** BEGIN DATA ROWS **

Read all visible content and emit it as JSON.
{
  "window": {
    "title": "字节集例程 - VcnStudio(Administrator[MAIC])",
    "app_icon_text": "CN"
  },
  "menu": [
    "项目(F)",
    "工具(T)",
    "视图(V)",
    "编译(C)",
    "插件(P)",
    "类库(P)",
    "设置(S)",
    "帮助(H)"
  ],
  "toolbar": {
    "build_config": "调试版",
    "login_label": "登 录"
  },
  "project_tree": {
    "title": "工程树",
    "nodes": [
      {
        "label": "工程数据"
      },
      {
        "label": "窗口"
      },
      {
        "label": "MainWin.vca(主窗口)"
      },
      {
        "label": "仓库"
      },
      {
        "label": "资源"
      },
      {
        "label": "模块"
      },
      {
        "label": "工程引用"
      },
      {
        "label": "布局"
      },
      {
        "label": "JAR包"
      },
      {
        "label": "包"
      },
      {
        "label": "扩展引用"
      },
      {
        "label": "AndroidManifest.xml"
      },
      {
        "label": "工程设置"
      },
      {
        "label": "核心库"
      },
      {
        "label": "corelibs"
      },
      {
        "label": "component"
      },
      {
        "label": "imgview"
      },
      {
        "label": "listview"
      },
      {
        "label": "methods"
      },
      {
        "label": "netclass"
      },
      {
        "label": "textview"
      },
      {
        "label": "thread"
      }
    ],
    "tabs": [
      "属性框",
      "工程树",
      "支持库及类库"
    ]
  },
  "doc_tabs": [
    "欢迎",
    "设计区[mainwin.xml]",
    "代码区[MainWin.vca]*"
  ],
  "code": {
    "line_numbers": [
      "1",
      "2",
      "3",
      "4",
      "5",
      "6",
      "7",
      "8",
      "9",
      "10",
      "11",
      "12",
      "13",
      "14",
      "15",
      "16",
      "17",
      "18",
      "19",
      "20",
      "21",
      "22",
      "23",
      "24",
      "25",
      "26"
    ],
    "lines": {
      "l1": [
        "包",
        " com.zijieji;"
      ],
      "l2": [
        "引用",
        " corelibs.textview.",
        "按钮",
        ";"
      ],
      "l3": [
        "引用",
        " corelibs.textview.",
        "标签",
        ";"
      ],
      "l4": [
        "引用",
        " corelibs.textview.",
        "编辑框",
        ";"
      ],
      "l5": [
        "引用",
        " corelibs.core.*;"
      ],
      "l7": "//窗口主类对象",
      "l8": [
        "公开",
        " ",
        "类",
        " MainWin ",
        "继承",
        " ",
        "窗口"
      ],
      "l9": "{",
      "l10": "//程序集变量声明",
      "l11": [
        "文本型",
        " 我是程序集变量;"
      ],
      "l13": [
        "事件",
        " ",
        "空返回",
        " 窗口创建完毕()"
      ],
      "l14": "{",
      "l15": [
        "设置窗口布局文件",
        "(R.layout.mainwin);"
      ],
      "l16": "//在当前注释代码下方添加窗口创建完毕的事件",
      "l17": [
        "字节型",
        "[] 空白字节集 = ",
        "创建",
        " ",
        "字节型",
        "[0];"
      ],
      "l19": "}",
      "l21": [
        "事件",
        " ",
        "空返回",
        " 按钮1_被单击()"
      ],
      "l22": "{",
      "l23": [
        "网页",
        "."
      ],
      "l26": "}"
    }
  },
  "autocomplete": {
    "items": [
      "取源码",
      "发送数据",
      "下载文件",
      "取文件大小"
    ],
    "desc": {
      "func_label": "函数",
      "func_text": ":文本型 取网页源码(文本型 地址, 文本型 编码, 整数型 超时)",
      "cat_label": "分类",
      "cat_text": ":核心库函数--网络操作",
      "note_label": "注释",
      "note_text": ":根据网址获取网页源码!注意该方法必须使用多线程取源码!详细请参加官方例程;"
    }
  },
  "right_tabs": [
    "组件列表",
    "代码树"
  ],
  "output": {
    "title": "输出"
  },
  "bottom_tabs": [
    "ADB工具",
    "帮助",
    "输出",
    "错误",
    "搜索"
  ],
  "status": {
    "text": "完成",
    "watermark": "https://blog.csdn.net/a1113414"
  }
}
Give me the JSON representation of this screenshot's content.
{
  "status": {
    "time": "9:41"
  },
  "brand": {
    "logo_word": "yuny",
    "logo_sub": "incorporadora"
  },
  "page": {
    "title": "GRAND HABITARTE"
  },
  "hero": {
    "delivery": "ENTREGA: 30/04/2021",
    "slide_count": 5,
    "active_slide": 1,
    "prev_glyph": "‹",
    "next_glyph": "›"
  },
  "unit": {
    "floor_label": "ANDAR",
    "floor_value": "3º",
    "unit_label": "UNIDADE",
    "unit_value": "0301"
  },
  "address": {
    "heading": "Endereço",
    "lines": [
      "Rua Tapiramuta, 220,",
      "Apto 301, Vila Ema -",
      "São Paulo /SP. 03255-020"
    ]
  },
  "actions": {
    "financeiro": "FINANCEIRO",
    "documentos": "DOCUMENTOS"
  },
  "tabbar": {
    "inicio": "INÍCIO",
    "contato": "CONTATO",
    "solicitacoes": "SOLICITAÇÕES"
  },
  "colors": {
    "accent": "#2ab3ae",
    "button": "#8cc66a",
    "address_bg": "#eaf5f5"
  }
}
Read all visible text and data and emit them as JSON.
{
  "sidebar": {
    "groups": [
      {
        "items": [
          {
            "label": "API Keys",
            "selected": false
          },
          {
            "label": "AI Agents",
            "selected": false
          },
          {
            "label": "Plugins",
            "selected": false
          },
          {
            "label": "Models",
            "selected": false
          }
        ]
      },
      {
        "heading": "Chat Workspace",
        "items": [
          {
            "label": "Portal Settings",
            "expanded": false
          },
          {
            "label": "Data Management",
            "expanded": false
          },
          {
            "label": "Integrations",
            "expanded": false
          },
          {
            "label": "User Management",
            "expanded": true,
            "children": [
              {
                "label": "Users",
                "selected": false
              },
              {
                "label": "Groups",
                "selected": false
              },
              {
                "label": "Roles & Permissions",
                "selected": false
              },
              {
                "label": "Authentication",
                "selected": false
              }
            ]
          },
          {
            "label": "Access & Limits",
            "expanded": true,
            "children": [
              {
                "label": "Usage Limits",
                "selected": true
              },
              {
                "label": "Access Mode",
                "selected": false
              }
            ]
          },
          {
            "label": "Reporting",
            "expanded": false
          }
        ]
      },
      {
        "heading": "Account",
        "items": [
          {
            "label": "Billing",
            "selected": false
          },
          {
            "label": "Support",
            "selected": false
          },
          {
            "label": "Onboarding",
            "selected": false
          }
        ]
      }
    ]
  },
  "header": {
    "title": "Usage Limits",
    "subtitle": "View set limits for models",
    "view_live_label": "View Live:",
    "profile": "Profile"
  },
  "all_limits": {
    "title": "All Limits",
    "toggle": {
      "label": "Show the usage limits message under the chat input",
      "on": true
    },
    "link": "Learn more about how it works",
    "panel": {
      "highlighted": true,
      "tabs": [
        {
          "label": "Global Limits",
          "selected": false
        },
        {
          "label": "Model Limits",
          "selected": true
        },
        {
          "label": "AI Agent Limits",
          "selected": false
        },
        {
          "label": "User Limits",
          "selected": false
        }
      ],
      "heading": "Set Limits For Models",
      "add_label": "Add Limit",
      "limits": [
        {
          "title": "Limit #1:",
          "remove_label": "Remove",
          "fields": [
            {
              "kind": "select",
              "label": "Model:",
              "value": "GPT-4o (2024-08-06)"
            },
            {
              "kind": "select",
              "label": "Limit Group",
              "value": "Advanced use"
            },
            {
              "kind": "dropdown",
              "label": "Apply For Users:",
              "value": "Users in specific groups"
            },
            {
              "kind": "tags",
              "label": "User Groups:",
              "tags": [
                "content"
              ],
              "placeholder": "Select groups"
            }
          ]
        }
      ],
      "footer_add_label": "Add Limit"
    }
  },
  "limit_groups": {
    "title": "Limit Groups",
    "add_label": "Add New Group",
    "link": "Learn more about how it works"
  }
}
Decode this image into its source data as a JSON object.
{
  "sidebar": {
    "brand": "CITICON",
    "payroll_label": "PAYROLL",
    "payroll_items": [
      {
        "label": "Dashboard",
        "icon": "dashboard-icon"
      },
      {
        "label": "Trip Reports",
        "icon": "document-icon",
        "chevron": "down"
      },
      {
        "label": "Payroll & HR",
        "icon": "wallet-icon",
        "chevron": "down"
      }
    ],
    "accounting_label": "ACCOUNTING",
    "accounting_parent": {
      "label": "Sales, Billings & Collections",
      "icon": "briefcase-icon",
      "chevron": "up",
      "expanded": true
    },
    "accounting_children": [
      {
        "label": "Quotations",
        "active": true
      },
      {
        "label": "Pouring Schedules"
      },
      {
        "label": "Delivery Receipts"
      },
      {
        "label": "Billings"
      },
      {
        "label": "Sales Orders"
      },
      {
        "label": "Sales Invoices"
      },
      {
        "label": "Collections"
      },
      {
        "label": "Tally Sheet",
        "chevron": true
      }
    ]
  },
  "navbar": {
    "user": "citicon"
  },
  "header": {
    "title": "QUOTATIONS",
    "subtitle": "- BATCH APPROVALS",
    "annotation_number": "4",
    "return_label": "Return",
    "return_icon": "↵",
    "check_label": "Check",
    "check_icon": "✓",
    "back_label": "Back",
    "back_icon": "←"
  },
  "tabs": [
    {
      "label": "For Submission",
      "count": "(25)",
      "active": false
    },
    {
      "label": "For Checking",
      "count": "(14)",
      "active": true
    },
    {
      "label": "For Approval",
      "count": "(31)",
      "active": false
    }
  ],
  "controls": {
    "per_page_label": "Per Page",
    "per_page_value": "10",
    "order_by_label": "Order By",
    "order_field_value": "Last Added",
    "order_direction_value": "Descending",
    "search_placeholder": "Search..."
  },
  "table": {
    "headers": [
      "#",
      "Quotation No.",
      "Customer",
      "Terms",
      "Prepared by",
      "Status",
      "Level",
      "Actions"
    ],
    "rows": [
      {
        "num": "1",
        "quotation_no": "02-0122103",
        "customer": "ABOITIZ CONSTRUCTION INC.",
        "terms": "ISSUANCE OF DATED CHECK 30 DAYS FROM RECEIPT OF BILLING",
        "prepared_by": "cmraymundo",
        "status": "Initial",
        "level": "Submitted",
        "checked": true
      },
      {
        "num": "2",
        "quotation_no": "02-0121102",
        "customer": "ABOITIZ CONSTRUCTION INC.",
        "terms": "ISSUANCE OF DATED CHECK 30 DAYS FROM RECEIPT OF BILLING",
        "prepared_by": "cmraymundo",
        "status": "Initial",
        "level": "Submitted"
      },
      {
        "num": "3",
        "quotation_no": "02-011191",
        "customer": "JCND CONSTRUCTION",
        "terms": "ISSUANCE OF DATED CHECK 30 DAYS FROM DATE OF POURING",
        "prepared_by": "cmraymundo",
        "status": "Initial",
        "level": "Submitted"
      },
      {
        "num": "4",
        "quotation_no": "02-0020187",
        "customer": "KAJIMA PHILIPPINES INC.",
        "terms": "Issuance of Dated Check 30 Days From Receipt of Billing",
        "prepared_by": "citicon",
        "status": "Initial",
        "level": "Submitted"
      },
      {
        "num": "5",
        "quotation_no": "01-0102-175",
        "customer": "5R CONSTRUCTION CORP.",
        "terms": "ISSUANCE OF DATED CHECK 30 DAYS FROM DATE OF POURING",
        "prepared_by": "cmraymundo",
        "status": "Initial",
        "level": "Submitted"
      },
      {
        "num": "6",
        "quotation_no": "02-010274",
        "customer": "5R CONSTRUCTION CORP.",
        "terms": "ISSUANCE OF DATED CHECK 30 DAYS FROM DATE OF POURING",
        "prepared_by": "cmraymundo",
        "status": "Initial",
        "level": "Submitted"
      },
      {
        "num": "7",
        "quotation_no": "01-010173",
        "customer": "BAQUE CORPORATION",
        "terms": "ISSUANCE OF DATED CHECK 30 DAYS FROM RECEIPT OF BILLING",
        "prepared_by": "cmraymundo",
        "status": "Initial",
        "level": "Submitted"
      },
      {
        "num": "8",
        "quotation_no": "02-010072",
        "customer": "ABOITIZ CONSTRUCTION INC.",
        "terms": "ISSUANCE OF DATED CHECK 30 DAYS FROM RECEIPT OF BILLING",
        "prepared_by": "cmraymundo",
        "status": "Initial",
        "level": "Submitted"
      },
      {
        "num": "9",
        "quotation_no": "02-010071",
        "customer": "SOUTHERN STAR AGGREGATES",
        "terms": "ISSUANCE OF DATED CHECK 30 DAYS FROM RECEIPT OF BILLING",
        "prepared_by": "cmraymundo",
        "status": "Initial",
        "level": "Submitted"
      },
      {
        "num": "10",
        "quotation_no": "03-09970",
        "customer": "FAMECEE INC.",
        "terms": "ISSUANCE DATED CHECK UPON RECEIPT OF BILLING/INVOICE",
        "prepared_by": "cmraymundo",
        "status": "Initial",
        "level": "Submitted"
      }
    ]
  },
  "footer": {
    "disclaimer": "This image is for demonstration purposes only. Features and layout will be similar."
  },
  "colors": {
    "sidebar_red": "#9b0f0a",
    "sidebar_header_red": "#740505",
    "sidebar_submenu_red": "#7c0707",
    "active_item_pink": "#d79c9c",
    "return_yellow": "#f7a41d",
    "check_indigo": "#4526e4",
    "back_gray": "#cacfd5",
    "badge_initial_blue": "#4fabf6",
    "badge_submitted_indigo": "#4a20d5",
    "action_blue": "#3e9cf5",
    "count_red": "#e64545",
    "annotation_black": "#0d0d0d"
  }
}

** END DATA ROWS **

__WHAT TO DO__
Go through the material and copy out every line with "Collections" in it.

__THE OUTPUT__
      "label": "Sales, Billings & Collections",
        "label": "Collections"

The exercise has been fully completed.